=== RECORDS FOR THE TASK ===

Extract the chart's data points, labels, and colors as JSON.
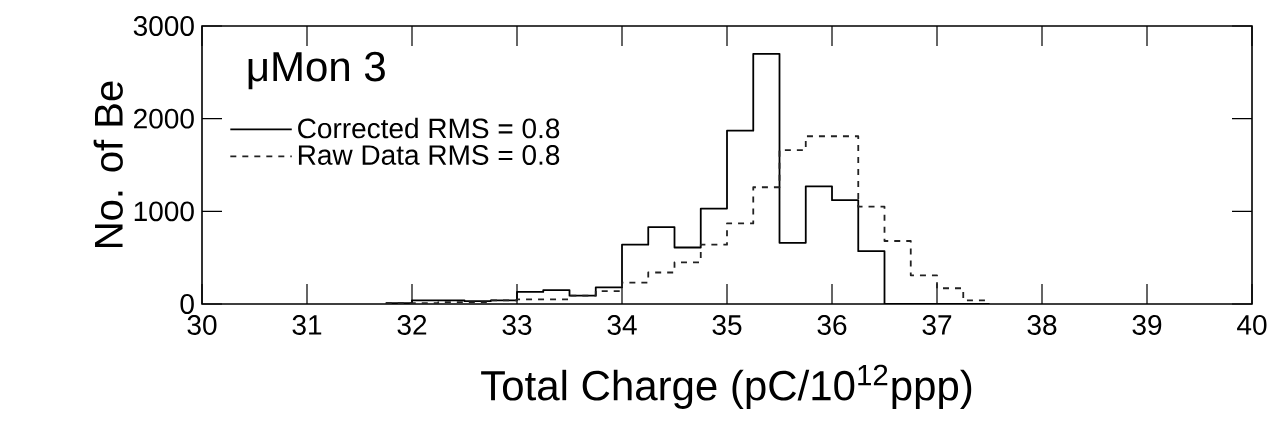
{
  "chart_data": {
    "type": "histogram",
    "xlabel": "Total Charge (pC/10$^{12}$ppp)",
    "ylabel": "No. of Be",
    "bins": [
      31.75,
      32.0,
      32.25,
      32.5,
      32.75,
      33.0,
      33.25,
      33.5,
      33.75,
      34.0,
      34.25,
      34.5,
      34.75,
      35.0,
      35.25,
      35.5,
      35.75,
      36.0,
      36.25,
      36.5,
      36.75,
      37.0,
      37.25,
      37.5
    ],
    "series": [
      {
        "name": "Corrected RMS = 0.8",
        "color": "#000000",
        "line_style": "solid",
        "values": [
          10,
          40,
          40,
          30,
          40,
          130,
          150,
          90,
          180,
          640,
          830,
          610,
          1030,
          1870,
          2700,
          660,
          1270,
          1120,
          570,
          0,
          0,
          0,
          0
        ]
      },
      {
        "name": "Raw Data RMS = 0.8",
        "color": "#222222",
        "line_style": "dashed",
        "values": [
          10,
          10,
          20,
          20,
          40,
          50,
          50,
          90,
          140,
          230,
          340,
          450,
          640,
          870,
          1260,
          1660,
          1810,
          1810,
          1050,
          680,
          310,
          170,
          40
        ]
      }
    ],
    "xlim": [
      30,
      40
    ],
    "ylim": [
      0,
      3000
    ],
    "xticks": [
      30,
      31,
      32,
      33,
      34,
      35,
      36,
      37,
      38,
      39,
      40
    ],
    "yticks": [
      0,
      1000,
      2000,
      3000
    ],
    "legend": "top left",
    "grid": false,
    "annotations": [
      "μMon 3"
    ]
  }
}
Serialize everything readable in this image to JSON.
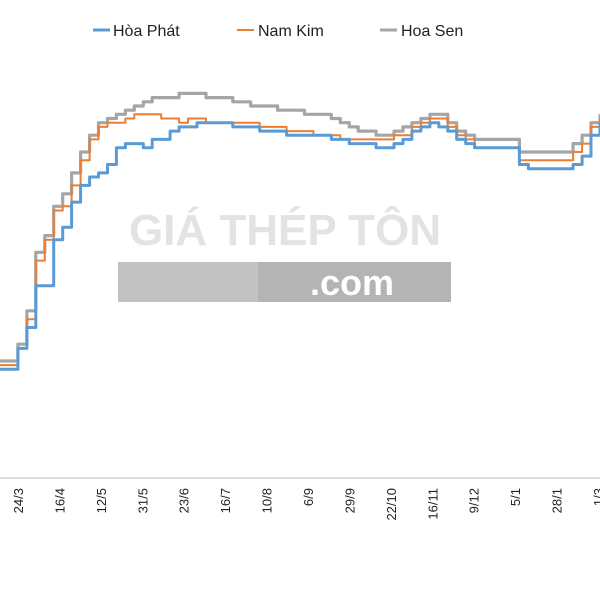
{
  "watermark": {
    "line1": "GIÁ THÉP TÔN",
    "line2": ".com"
  },
  "chart_data": {
    "type": "line",
    "title": "",
    "xlabel": "",
    "ylabel": "",
    "grid": false,
    "legend": "top",
    "x_tick_labels": [
      "24/3",
      "16/4",
      "12/5",
      "31/5",
      "23/6",
      "16/7",
      "10/8",
      "6/9",
      "29/9",
      "22/10",
      "16/11",
      "9/12",
      "5/1",
      "28/1",
      "1/3"
    ],
    "ylim": [
      0,
      100
    ],
    "series": [
      {
        "name": "Hòa Phát",
        "color": "#5b9bd5",
        "values": [
          26,
          26,
          31,
          36,
          46,
          46,
          57,
          60,
          66,
          70,
          72,
          73,
          75,
          79,
          80,
          80,
          79,
          81,
          81,
          83,
          84,
          84,
          85,
          85,
          85,
          85,
          84,
          84,
          84,
          83,
          83,
          83,
          82,
          82,
          82,
          82,
          82,
          81,
          81,
          80,
          80,
          80,
          79,
          79,
          80,
          81,
          83,
          84,
          85,
          84,
          83,
          81,
          80,
          79,
          79,
          79,
          79,
          79,
          75,
          74,
          74,
          74,
          74,
          74,
          75,
          77,
          82,
          85
        ]
      },
      {
        "name": "Nam Kim",
        "color": "#ed7d31",
        "values": [
          27,
          27,
          31,
          38,
          52,
          57,
          64,
          65,
          70,
          76,
          81,
          84,
          85,
          85,
          86,
          87,
          87,
          87,
          86,
          86,
          85,
          86,
          86,
          85,
          85,
          85,
          85,
          85,
          85,
          84,
          84,
          84,
          83,
          83,
          83,
          82,
          82,
          82,
          81,
          81,
          81,
          81,
          81,
          81,
          82,
          82,
          84,
          85,
          86,
          86,
          84,
          82,
          81,
          79,
          79,
          79,
          79,
          79,
          76,
          76,
          76,
          76,
          76,
          76,
          78,
          80,
          84,
          86
        ]
      },
      {
        "name": "Hoa Sen",
        "color": "#a5a5a5",
        "values": [
          28,
          28,
          32,
          40,
          54,
          58,
          65,
          68,
          73,
          78,
          82,
          85,
          86,
          87,
          88,
          89,
          90,
          91,
          91,
          91,
          92,
          92,
          92,
          91,
          91,
          91,
          90,
          90,
          89,
          89,
          89,
          88,
          88,
          88,
          87,
          87,
          87,
          86,
          85,
          84,
          83,
          83,
          82,
          82,
          83,
          84,
          85,
          86,
          87,
          87,
          85,
          83,
          82,
          81,
          81,
          81,
          81,
          81,
          78,
          78,
          78,
          78,
          78,
          78,
          80,
          82,
          85,
          87
        ]
      }
    ]
  }
}
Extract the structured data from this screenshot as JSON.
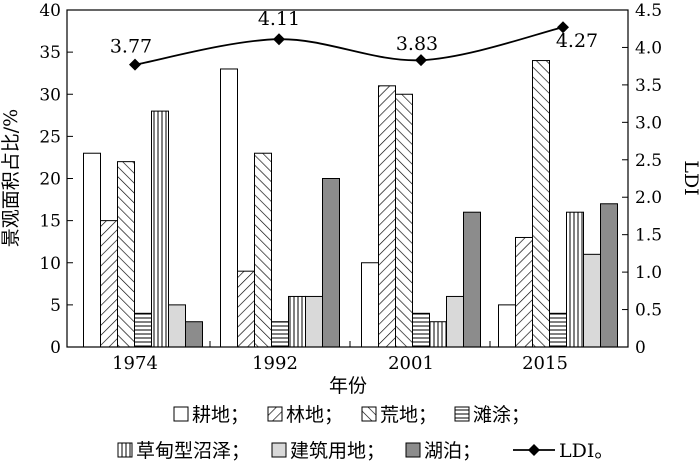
{
  "chart_data": {
    "type": "bar",
    "xlabel": "年份",
    "ylabel": "景观面积占比/%",
    "ylabel_right": "LDI",
    "ylim": [
      0,
      40
    ],
    "ylim_right": [
      0,
      4.5
    ],
    "yticks": [
      "0",
      "5",
      "10",
      "15",
      "20",
      "25",
      "30",
      "35",
      "40"
    ],
    "yticks_right": [
      "0",
      "0.5",
      "1.0",
      "1.5",
      "2.0",
      "2.5",
      "3.0",
      "3.5",
      "4.0",
      "4.5"
    ],
    "categories": [
      "1974",
      "1992",
      "2001",
      "2015"
    ],
    "series": [
      {
        "name": "耕地",
        "legend_label": "耕地；",
        "pattern": "blank",
        "values": [
          23,
          33,
          10,
          5
        ]
      },
      {
        "name": "林地",
        "legend_label": "林地；",
        "pattern": "diag-up",
        "values": [
          15,
          9,
          31,
          13
        ]
      },
      {
        "name": "荒地",
        "legend_label": "荒地；",
        "pattern": "diag-down",
        "values": [
          22,
          23,
          30,
          34
        ]
      },
      {
        "name": "滩涂",
        "legend_label": "滩涂；",
        "pattern": "hlines",
        "values": [
          4,
          3,
          4,
          4
        ]
      },
      {
        "name": "草甸型沼泽",
        "legend_label": "草甸型沼泽；",
        "pattern": "vlines",
        "values": [
          28,
          6,
          3,
          16
        ]
      },
      {
        "name": "建筑用地",
        "legend_label": "建筑用地；",
        "pattern": "light-gray",
        "values": [
          5,
          6,
          6,
          11
        ]
      },
      {
        "name": "湖泊",
        "legend_label": "湖泊；",
        "pattern": "dark-gray",
        "values": [
          3,
          20,
          16,
          17
        ]
      }
    ],
    "line_series": {
      "name": "LDI",
      "legend_label": "LDI。",
      "axis": "right",
      "values": [
        3.77,
        4.11,
        3.83,
        4.27
      ],
      "labels": [
        "3.77",
        "4.11",
        "3.83",
        "4.27"
      ]
    },
    "grid": false,
    "legend_position": "bottom",
    "colors": {
      "light_gray": "#d9d9d9",
      "dark_gray": "#8c8c8c",
      "stroke": "#000000"
    }
  }
}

===

**REQUIREMENTS**
Restate the whole of the material word for word without the pictures.

**FINISHED TASK**
Extract the chart's data points, labels, and colors as JSON.
{
  "chart_data": {
    "type": "histogram",
    "xlabel": "Total Charge (pC/10$^{12}$ppp)",
    "ylabel": "No. of Be",
    "bins": [
      31.75,
      32.0,
      32.25,
      32.5,
      32.75,
      33.0,
      33.25,
      33.5,
      33.75,
      34.0,
      34.25,
      34.5,
      34.75,
      35.0,
      35.25,
      35.5,
      35.75,
      36.0,
      36.25,
      36.5,
      36.75,
      37.0,
      37.25,
      37.5
    ],
    "series": [
      {
        "name": "Corrected RMS = 0.8",
        "color": "#000000",
        "line_style": "solid",
        "values": [
          10,
          40,
          40,
          30,
          40,
          130,
          150,
          90,
          180,
          640,
          830,
          610,
          1030,
          1870,
          2700,
          660,
          1270,
          1120,
          570,
          0,
          0,
          0,
          0
        ]
      },
      {
        "name": "Raw Data RMS = 0.8",
        "color": "#222222",
        "line_style": "dashed",
        "values": [
          10,
          10,
          20,
          20,
          40,
          50,
          50,
          90,
          140,
          230,
          340,
          450,
          640,
          870,
          1260,
          1660,
          1810,
          1810,
          1050,
          680,
          310,
          170,
          40
        ]
      }
    ],
    "xlim": [
      30,
      40
    ],
    "ylim": [
      0,
      3000
    ],
    "xticks": [
      30,
      31,
      32,
      33,
      34,
      35,
      36,
      37,
      38,
      39,
      40
    ],
    "yticks": [
      0,
      1000,
      2000,
      3000
    ],
    "legend": "top left",
    "grid": false,
    "annotations": [
      "μMon 3"
    ]
  }
}
Serialize everything readable in this image to JSON.
{
  "watermark": {
    "line1": "GIÁ THÉP TÔN",
    "line2": ".com"
  },
  "chart_data": {
    "type": "line",
    "title": "",
    "xlabel": "",
    "ylabel": "",
    "grid": false,
    "legend": "top",
    "x_tick_labels": [
      "24/3",
      "16/4",
      "12/5",
      "31/5",
      "23/6",
      "16/7",
      "10/8",
      "6/9",
      "29/9",
      "22/10",
      "16/11",
      "9/12",
      "5/1",
      "28/1",
      "1/3"
    ],
    "ylim": [
      0,
      100
    ],
    "series": [
      {
        "name": "Hòa Phát",
        "color": "#5b9bd5",
        "values": [
          26,
          26,
          31,
          36,
          46,
          46,
          57,
          60,
          66,
          70,
          72,
          73,
          75,
          79,
          80,
          80,
          79,
          81,
          81,
          83,
          84,
          84,
          85,
          85,
          85,
          85,
          84,
          84,
          84,
          83,
          83,
          83,
          82,
          82,
          82,
          82,
          82,
          81,
          81,
          80,
          80,
          80,
          79,
          79,
          80,
          81,
          83,
          84,
          85,
          84,
          83,
          81,
          80,
          79,
          79,
          79,
          79,
          79,
          75,
          74,
          74,
          74,
          74,
          74,
          75,
          77,
          82,
          85
        ]
      },
      {
        "name": "Nam Kim",
        "color": "#ed7d31",
        "values": [
          27,
          27,
          31,
          38,
          52,
          57,
          64,
          65,
          70,
          76,
          81,
          84,
          85,
          85,
          86,
          87,
          87,
          87,
          86,
          86,
          85,
          86,
          86,
          85,
          85,
          85,
          85,
          85,
          85,
          84,
          84,
          84,
          83,
          83,
          83,
          82,
          82,
          82,
          81,
          81,
          81,
          81,
          81,
          81,
          82,
          82,
          84,
          85,
          86,
          86,
          84,
          82,
          81,
          79,
          79,
          79,
          79,
          79,
          76,
          76,
          76,
          76,
          76,
          76,
          78,
          80,
          84,
          86
        ]
      },
      {
        "name": "Hoa Sen",
        "color": "#a5a5a5",
        "values": [
          28,
          28,
          32,
          40,
          54,
          58,
          65,
          68,
          73,
          78,
          82,
          85,
          86,
          87,
          88,
          89,
          90,
          91,
          91,
          91,
          92,
          92,
          92,
          91,
          91,
          91,
          90,
          90,
          89,
          89,
          89,
          88,
          88,
          88,
          87,
          87,
          87,
          86,
          85,
          84,
          83,
          83,
          82,
          82,
          83,
          84,
          85,
          86,
          87,
          87,
          85,
          83,
          82,
          81,
          81,
          81,
          81,
          81,
          78,
          78,
          78,
          78,
          78,
          78,
          80,
          82,
          85,
          87
        ]
      }
    ]
  }
}
Extract the structured data from this screenshot as JSON.
{
  "chart_data": {
    "type": "bar",
    "xlabel": "年份",
    "ylabel": "景观面积占比/%",
    "ylabel_right": "LDI",
    "ylim": [
      0,
      40
    ],
    "ylim_right": [
      0,
      4.5
    ],
    "yticks": [
      "0",
      "5",
      "10",
      "15",
      "20",
      "25",
      "30",
      "35",
      "40"
    ],
    "yticks_right": [
      "0",
      "0.5",
      "1.0",
      "1.5",
      "2.0",
      "2.5",
      "3.0",
      "3.5",
      "4.0",
      "4.5"
    ],
    "categories": [
      "1974",
      "1992",
      "2001",
      "2015"
    ],
    "series": [
      {
        "name": "耕地",
        "legend_label": "耕地；",
        "pattern": "blank",
        "values": [
          23,
          33,
          10,
          5
        ]
      },
      {
        "name": "林地",
        "legend_label": "林地；",
        "pattern": "diag-up",
        "values": [
          15,
          9,
          31,
          13
        ]
      },
      {
        "name": "荒地",
        "legend_label": "荒地；",
        "pattern": "diag-down",
        "values": [
          22,
          23,
          30,
          34
        ]
      },
      {
        "name": "滩涂",
        "legend_label": "滩涂；",
        "pattern": "hlines",
        "values": [
          4,
          3,
          4,
          4
        ]
      },
      {
        "name": "草甸型沼泽",
        "legend_label": "草甸型沼泽；",
        "pattern": "vlines",
        "values": [
          28,
          6,
          3,
          16
        ]
      },
      {
        "name": "建筑用地",
        "legend_label": "建筑用地；",
        "pattern": "light-gray",
        "values": [
          5,
          6,
          6,
          11
        ]
      },
      {
        "name": "湖泊",
        "legend_label": "湖泊；",
        "pattern": "dark-gray",
        "values": [
          3,
          20,
          16,
          17
        ]
      }
    ],
    "line_series": {
      "name": "LDI",
      "legend_label": "LDI。",
      "axis": "right",
      "values": [
        3.77,
        4.11,
        3.83,
        4.27
      ],
      "labels": [
        "3.77",
        "4.11",
        "3.83",
        "4.27"
      ]
    },
    "grid": false,
    "legend_position": "bottom",
    "colors": {
      "light_gray": "#d9d9d9",
      "dark_gray": "#8c8c8c",
      "stroke": "#000000"
    }
  }
}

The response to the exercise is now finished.